[Entries taken from a collection]
----

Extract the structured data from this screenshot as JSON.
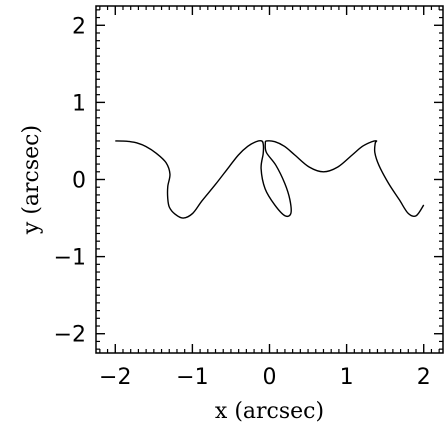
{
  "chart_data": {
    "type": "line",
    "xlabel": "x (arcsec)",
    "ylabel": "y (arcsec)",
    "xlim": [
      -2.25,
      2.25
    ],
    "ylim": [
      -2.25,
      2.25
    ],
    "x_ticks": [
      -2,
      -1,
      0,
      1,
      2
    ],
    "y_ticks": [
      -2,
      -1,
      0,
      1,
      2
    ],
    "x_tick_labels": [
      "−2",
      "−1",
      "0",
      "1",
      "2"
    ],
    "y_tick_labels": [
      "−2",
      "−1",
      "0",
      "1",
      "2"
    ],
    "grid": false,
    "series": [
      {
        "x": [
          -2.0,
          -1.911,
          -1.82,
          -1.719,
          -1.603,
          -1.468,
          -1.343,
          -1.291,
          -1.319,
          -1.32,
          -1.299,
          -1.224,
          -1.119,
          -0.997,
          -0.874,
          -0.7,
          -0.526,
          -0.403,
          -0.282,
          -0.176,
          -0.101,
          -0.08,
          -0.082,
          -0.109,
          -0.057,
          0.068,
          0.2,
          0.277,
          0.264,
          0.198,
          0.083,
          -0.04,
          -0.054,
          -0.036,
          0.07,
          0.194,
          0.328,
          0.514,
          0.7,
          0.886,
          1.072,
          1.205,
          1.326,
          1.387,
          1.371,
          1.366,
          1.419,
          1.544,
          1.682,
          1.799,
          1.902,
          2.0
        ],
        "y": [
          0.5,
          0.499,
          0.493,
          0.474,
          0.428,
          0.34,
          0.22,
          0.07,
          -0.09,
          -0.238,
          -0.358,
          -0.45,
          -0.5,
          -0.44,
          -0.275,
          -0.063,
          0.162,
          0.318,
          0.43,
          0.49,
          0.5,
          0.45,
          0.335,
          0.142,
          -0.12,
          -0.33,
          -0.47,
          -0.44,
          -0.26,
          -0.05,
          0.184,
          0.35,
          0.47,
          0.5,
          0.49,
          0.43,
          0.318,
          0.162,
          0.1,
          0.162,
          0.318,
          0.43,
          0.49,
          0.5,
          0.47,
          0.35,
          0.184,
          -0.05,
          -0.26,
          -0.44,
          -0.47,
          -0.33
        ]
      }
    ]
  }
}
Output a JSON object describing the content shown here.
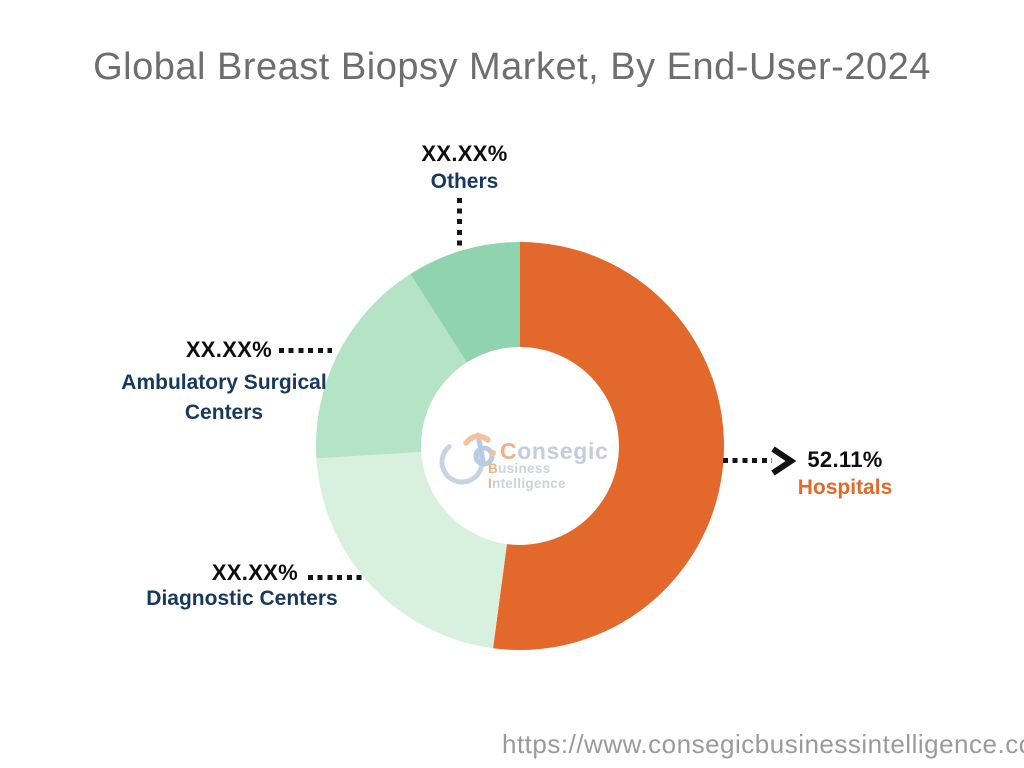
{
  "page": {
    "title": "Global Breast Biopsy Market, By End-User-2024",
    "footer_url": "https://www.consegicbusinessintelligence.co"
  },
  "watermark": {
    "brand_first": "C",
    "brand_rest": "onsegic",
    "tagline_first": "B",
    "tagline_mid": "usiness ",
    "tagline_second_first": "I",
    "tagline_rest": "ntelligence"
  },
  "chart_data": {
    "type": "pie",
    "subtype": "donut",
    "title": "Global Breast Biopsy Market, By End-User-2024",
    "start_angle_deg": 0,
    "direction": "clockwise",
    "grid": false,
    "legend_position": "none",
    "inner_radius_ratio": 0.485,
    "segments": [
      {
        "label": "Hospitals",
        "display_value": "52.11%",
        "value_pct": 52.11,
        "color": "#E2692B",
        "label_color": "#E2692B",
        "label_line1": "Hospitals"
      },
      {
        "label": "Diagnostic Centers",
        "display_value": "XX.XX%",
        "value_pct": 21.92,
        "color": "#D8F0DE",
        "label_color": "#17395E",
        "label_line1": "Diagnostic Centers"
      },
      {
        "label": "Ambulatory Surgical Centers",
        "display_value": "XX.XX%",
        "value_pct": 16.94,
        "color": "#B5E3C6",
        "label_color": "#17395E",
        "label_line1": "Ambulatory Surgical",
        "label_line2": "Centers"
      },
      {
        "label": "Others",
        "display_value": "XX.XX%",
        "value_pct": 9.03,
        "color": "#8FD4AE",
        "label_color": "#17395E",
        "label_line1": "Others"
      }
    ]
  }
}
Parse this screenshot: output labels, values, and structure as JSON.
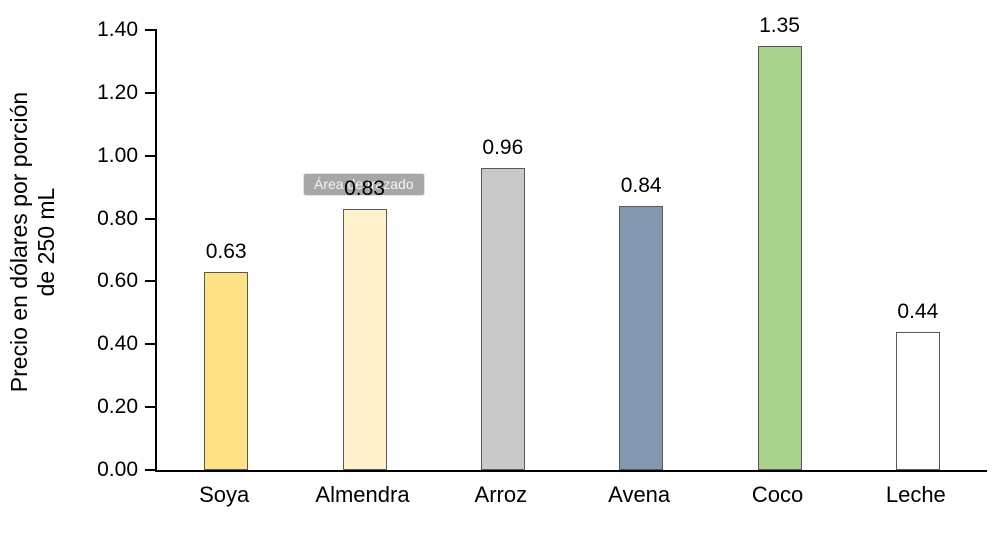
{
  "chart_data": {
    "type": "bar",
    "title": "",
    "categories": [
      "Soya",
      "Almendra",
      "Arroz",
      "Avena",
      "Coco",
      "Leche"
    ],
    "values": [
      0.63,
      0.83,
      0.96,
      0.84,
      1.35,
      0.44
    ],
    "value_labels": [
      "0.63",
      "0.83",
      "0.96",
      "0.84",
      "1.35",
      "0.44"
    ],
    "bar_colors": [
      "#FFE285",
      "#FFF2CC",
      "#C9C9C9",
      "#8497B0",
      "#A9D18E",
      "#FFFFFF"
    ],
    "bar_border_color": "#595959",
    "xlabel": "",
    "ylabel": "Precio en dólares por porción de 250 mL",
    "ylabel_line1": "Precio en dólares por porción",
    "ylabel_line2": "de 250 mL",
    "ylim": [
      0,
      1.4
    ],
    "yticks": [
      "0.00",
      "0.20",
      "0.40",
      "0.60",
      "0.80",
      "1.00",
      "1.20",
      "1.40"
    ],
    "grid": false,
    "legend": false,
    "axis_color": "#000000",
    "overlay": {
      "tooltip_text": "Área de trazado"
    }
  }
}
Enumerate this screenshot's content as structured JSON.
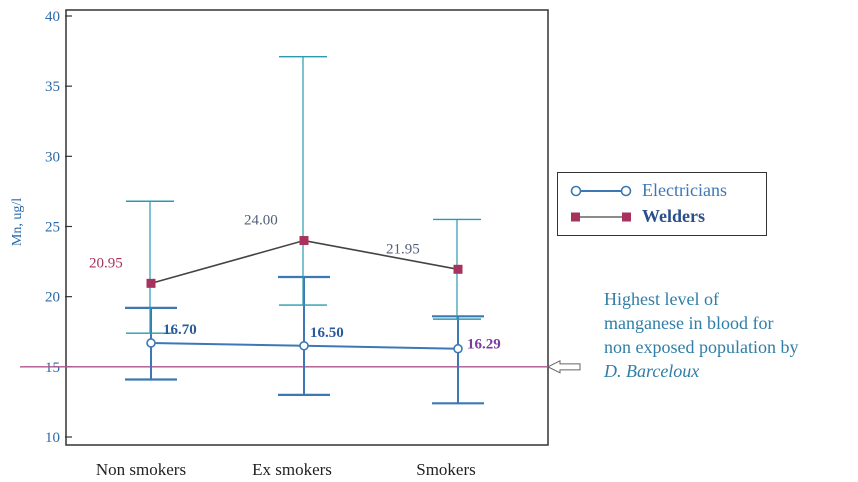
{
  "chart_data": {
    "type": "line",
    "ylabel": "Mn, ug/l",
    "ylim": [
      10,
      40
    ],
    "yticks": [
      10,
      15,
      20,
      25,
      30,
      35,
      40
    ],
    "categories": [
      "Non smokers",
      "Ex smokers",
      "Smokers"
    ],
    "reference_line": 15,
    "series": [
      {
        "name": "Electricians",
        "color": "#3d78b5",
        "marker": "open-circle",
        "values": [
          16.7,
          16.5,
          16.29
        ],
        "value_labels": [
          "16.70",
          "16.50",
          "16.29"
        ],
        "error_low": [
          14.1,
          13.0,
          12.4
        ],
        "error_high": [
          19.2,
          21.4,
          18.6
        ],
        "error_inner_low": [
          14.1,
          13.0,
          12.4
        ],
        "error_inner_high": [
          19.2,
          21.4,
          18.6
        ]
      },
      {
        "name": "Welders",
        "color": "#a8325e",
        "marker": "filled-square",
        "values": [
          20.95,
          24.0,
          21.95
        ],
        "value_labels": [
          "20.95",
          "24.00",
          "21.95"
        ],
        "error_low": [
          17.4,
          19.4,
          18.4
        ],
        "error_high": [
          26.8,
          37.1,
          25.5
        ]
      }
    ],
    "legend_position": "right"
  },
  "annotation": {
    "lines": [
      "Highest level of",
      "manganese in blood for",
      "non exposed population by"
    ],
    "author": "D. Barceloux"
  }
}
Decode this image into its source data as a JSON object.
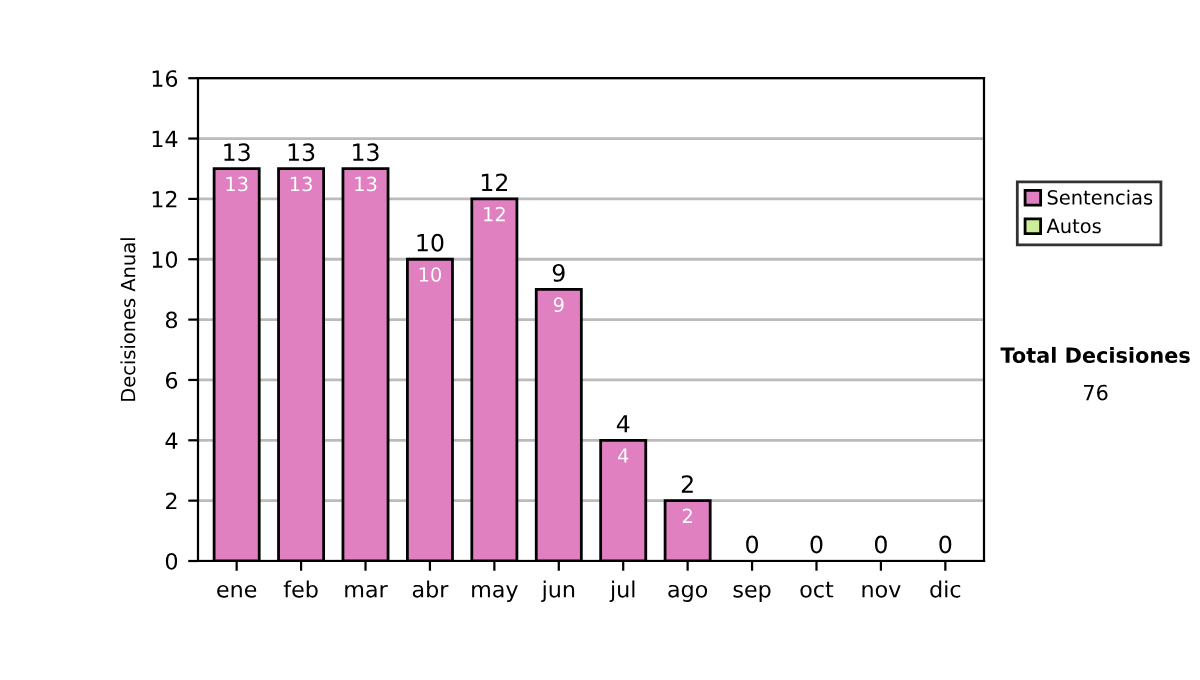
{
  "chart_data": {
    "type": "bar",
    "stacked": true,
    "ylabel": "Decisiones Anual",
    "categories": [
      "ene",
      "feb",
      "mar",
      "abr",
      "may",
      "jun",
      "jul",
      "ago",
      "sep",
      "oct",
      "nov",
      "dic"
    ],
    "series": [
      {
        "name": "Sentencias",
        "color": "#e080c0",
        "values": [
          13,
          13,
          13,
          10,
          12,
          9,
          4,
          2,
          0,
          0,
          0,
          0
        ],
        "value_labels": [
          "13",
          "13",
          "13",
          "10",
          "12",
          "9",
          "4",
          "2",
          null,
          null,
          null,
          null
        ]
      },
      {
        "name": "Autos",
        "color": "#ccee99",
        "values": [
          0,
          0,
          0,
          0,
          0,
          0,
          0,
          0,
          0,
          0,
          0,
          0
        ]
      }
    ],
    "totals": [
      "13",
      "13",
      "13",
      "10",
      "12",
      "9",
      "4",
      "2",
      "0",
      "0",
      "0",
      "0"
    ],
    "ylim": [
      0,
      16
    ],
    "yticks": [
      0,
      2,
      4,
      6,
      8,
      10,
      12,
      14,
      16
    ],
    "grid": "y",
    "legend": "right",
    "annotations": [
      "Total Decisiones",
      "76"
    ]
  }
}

----

• _EXERCISE GOAL_
Tally the lines in these entries that have the string "Decisiones" in them, then answer with the count and nothing else.

• _EXPECTED OUTPUT_
2